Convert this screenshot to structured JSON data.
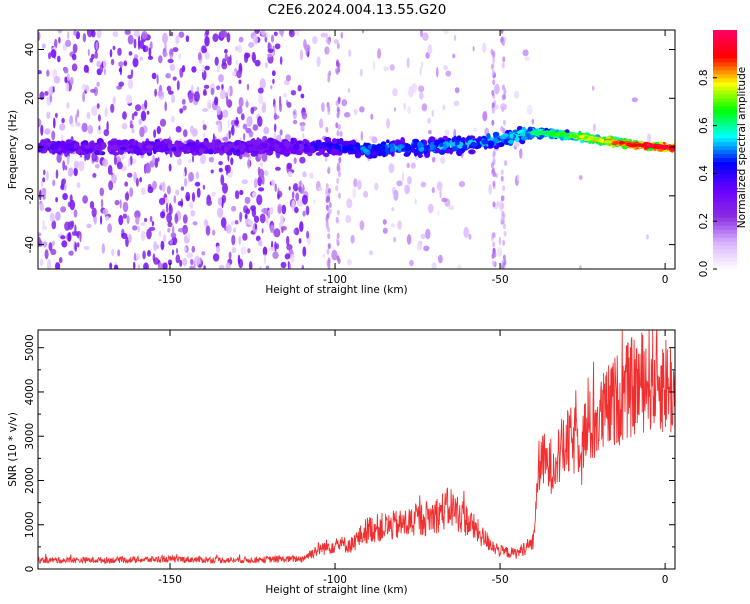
{
  "title": "C2E6.2024.004.13.55.G20",
  "chart_data": [
    {
      "type": "heatmap",
      "xlabel": "Height of straight line (km)",
      "ylabel": "Frequency (Hz)",
      "xlim": [
        -190,
        3
      ],
      "ylim": [
        -50,
        48
      ],
      "xticks": [
        -150,
        -100,
        -50,
        0
      ],
      "yticks": [
        -40,
        -20,
        0,
        20,
        40
      ],
      "colorbar": {
        "label": "Normalized spectral amplitude",
        "range": [
          0.0,
          1.0
        ],
        "ticks": [
          0.0,
          0.2,
          0.4,
          0.6,
          0.8
        ],
        "colors": [
          "#ffffff",
          "#d9b3ff",
          "#8a2be2",
          "#6a00ff",
          "#0000ff",
          "#00ffff",
          "#00ff00",
          "#ffff00",
          "#ff0000",
          "#ff0066"
        ]
      },
      "trace": {
        "description_points_x": [
          -190,
          -150,
          -110,
          -100,
          -90,
          -70,
          -50,
          -40,
          -30,
          -20,
          -10,
          0
        ],
        "center_frequency": [
          0,
          0,
          0,
          0,
          -1,
          0,
          3,
          6,
          5,
          3,
          1,
          0
        ],
        "peak_amplitude": [
          0.35,
          0.35,
          0.35,
          0.45,
          0.5,
          0.5,
          0.55,
          0.6,
          0.7,
          0.8,
          0.9,
          0.95
        ]
      }
    },
    {
      "type": "line",
      "xlabel": "Height of straight line (km)",
      "ylabel": "SNR (10 * v/v)",
      "xlim": [
        -190,
        3
      ],
      "ylim": [
        0,
        5400
      ],
      "xticks": [
        -150,
        -100,
        -50,
        0
      ],
      "yticks": [
        0,
        1000,
        2000,
        3000,
        4000,
        5000
      ],
      "series": [
        {
          "color": "#f03030",
          "x": [
            -190,
            -170,
            -150,
            -130,
            -110,
            -105,
            -100,
            -95,
            -90,
            -85,
            -80,
            -75,
            -70,
            -65,
            -60,
            -55,
            -50,
            -45,
            -40,
            -38,
            -35,
            -30,
            -25,
            -20,
            -15,
            -10,
            -5,
            0,
            3
          ],
          "y": [
            200,
            200,
            220,
            200,
            230,
            450,
            550,
            550,
            900,
            950,
            1000,
            1100,
            1200,
            1400,
            1100,
            700,
            400,
            350,
            600,
            2500,
            2300,
            2800,
            3000,
            3400,
            3800,
            4100,
            4300,
            4200,
            4000
          ]
        }
      ]
    }
  ]
}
•••
Aim of the exercise:
Retype everything in the material word for word, minus pictures.

Answer to this problem:
Convert this screenshot to structured JSON data.
{
  "title": "C2E6.2024.004.13.55.G20",
  "chart_data": [
    {
      "type": "heatmap",
      "xlabel": "Height of straight line (km)",
      "ylabel": "Frequency (Hz)",
      "xlim": [
        -190,
        3
      ],
      "ylim": [
        -50,
        48
      ],
      "xticks": [
        -150,
        -100,
        -50,
        0
      ],
      "yticks": [
        -40,
        -20,
        0,
        20,
        40
      ],
      "colorbar": {
        "label": "Normalized spectral amplitude",
        "range": [
          0.0,
          1.0
        ],
        "ticks": [
          0.0,
          0.2,
          0.4,
          0.6,
          0.8
        ],
        "colors": [
          "#ffffff",
          "#d9b3ff",
          "#8a2be2",
          "#6a00ff",
          "#0000ff",
          "#00ffff",
          "#00ff00",
          "#ffff00",
          "#ff0000",
          "#ff0066"
        ]
      },
      "trace": {
        "description_points_x": [
          -190,
          -150,
          -110,
          -100,
          -90,
          -70,
          -50,
          -40,
          -30,
          -20,
          -10,
          0
        ],
        "center_frequency": [
          0,
          0,
          0,
          0,
          -1,
          0,
          3,
          6,
          5,
          3,
          1,
          0
        ],
        "peak_amplitude": [
          0.35,
          0.35,
          0.35,
          0.45,
          0.5,
          0.5,
          0.55,
          0.6,
          0.7,
          0.8,
          0.9,
          0.95
        ]
      }
    },
    {
      "type": "line",
      "xlabel": "Height of straight line (km)",
      "ylabel": "SNR (10 * v/v)",
      "xlim": [
        -190,
        3
      ],
      "ylim": [
        0,
        5400
      ],
      "xticks": [
        -150,
        -100,
        -50,
        0
      ],
      "yticks": [
        0,
        1000,
        2000,
        3000,
        4000,
        5000
      ],
      "series": [
        {
          "color": "#f03030",
          "x": [
            -190,
            -170,
            -150,
            -130,
            -110,
            -105,
            -100,
            -95,
            -90,
            -85,
            -80,
            -75,
            -70,
            -65,
            -60,
            -55,
            -50,
            -45,
            -40,
            -38,
            -35,
            -30,
            -25,
            -20,
            -15,
            -10,
            -5,
            0,
            3
          ],
          "y": [
            200,
            200,
            220,
            200,
            230,
            450,
            550,
            550,
            900,
            950,
            1000,
            1100,
            1200,
            1400,
            1100,
            700,
            400,
            350,
            600,
            2500,
            2300,
            2800,
            3000,
            3400,
            3800,
            4100,
            4300,
            4200,
            4000
          ]
        }
      ]
    }
  ]
}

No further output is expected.